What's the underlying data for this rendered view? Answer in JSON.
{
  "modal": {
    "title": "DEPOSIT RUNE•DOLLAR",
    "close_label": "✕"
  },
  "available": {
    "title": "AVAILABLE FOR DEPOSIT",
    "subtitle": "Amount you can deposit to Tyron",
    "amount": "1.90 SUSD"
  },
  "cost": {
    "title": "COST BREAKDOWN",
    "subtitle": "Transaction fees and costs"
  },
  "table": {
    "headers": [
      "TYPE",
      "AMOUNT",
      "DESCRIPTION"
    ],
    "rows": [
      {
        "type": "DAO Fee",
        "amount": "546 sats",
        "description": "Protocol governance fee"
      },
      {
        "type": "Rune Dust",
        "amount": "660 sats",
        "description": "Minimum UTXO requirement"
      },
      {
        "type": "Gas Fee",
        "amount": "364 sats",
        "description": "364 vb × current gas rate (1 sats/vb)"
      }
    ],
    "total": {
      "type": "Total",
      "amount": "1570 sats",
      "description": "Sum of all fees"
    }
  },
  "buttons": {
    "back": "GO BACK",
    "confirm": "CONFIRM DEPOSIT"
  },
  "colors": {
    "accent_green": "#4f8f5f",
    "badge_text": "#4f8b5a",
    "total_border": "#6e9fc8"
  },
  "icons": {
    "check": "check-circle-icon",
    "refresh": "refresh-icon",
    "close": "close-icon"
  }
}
== == ==
**REQUIRED TASK**
Restate all of the entries above precisely.

**SOLUTION TO THE EXERCISE**
What's the underlying data for this rendered view? Answer in JSON.
{
  "modal": {
    "title": "DEPOSIT RUNE•DOLLAR",
    "close_label": "✕"
  },
  "available": {
    "title": "AVAILABLE FOR DEPOSIT",
    "subtitle": "Amount you can deposit to Tyron",
    "amount": "1.90 SUSD"
  },
  "cost": {
    "title": "COST BREAKDOWN",
    "subtitle": "Transaction fees and costs"
  },
  "table": {
    "headers": [
      "TYPE",
      "AMOUNT",
      "DESCRIPTION"
    ],
    "rows": [
      {
        "type": "DAO Fee",
        "amount": "546 sats",
        "description": "Protocol governance fee"
      },
      {
        "type": "Rune Dust",
        "amount": "660 sats",
        "description": "Minimum UTXO requirement"
      },
      {
        "type": "Gas Fee",
        "amount": "364 sats",
        "description": "364 vb × current gas rate (1 sats/vb)"
      }
    ],
    "total": {
      "type": "Total",
      "amount": "1570 sats",
      "description": "Sum of all fees"
    }
  },
  "buttons": {
    "back": "GO BACK",
    "confirm": "CONFIRM DEPOSIT"
  },
  "colors": {
    "accent_green": "#4f8f5f",
    "badge_text": "#4f8b5a",
    "total_border": "#6e9fc8"
  },
  "icons": {
    "check": "check-circle-icon",
    "refresh": "refresh-icon",
    "close": "close-icon"
  }
}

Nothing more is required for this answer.